__Data to use__:
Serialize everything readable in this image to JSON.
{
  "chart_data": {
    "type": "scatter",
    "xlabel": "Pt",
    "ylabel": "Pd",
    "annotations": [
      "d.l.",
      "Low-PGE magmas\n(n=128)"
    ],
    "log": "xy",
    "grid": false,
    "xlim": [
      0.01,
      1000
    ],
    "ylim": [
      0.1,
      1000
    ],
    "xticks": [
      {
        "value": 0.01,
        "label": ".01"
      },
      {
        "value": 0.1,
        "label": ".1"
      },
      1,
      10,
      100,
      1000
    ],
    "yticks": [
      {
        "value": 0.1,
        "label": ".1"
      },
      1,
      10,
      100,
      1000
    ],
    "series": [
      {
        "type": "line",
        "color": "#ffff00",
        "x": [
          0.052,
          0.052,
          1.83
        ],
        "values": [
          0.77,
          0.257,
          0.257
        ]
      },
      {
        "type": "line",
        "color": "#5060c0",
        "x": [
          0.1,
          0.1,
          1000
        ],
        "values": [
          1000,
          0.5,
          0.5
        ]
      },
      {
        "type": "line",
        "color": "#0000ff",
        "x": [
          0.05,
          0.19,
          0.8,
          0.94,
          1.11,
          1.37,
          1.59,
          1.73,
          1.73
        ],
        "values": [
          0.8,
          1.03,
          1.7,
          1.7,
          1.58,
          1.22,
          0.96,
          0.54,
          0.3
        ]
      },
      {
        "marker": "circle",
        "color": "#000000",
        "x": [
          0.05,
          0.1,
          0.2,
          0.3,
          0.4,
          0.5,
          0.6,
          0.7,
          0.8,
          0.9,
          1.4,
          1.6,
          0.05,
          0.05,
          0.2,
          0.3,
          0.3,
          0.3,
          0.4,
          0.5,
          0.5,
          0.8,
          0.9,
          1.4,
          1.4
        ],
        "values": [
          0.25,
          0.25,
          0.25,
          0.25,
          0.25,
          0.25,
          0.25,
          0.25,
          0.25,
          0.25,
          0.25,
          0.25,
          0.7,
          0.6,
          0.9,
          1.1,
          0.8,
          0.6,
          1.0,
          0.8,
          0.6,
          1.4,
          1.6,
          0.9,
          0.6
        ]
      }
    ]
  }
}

__What the task requires__: Extract all the material, leaving every line as it is.

__Result below__:
Serialize everything readable in this image to JSON.
{
  "chart_data": {
    "type": "scatter",
    "xlabel": "Pt",
    "ylabel": "Pd",
    "annotations": [
      "d.l.",
      "Low-PGE magmas\n(n=128)"
    ],
    "log": "xy",
    "grid": false,
    "xlim": [
      0.01,
      1000
    ],
    "ylim": [
      0.1,
      1000
    ],
    "xticks": [
      {
        "value": 0.01,
        "label": ".01"
      },
      {
        "value": 0.1,
        "label": ".1"
      },
      1,
      10,
      100,
      1000
    ],
    "yticks": [
      {
        "value": 0.1,
        "label": ".1"
      },
      1,
      10,
      100,
      1000
    ],
    "series": [
      {
        "type": "line",
        "color": "#ffff00",
        "x": [
          0.052,
          0.052,
          1.83
        ],
        "values": [
          0.77,
          0.257,
          0.257
        ]
      },
      {
        "type": "line",
        "color": "#5060c0",
        "x": [
          0.1,
          0.1,
          1000
        ],
        "values": [
          1000,
          0.5,
          0.5
        ]
      },
      {
        "type": "line",
        "color": "#0000ff",
        "x": [
          0.05,
          0.19,
          0.8,
          0.94,
          1.11,
          1.37,
          1.59,
          1.73,
          1.73
        ],
        "values": [
          0.8,
          1.03,
          1.7,
          1.7,
          1.58,
          1.22,
          0.96,
          0.54,
          0.3
        ]
      },
      {
        "marker": "circle",
        "color": "#000000",
        "x": [
          0.05,
          0.1,
          0.2,
          0.3,
          0.4,
          0.5,
          0.6,
          0.7,
          0.8,
          0.9,
          1.4,
          1.6,
          0.05,
          0.05,
          0.2,
          0.3,
          0.3,
          0.3,
          0.4,
          0.5,
          0.5,
          0.8,
          0.9,
          1.4,
          1.4
        ],
        "values": [
          0.25,
          0.25,
          0.25,
          0.25,
          0.25,
          0.25,
          0.25,
          0.25,
          0.25,
          0.25,
          0.25,
          0.25,
          0.7,
          0.6,
          0.9,
          1.1,
          0.8,
          0.6,
          1.0,
          0.8,
          0.6,
          1.4,
          1.6,
          0.9,
          0.6
        ]
      }
    ]
  }
}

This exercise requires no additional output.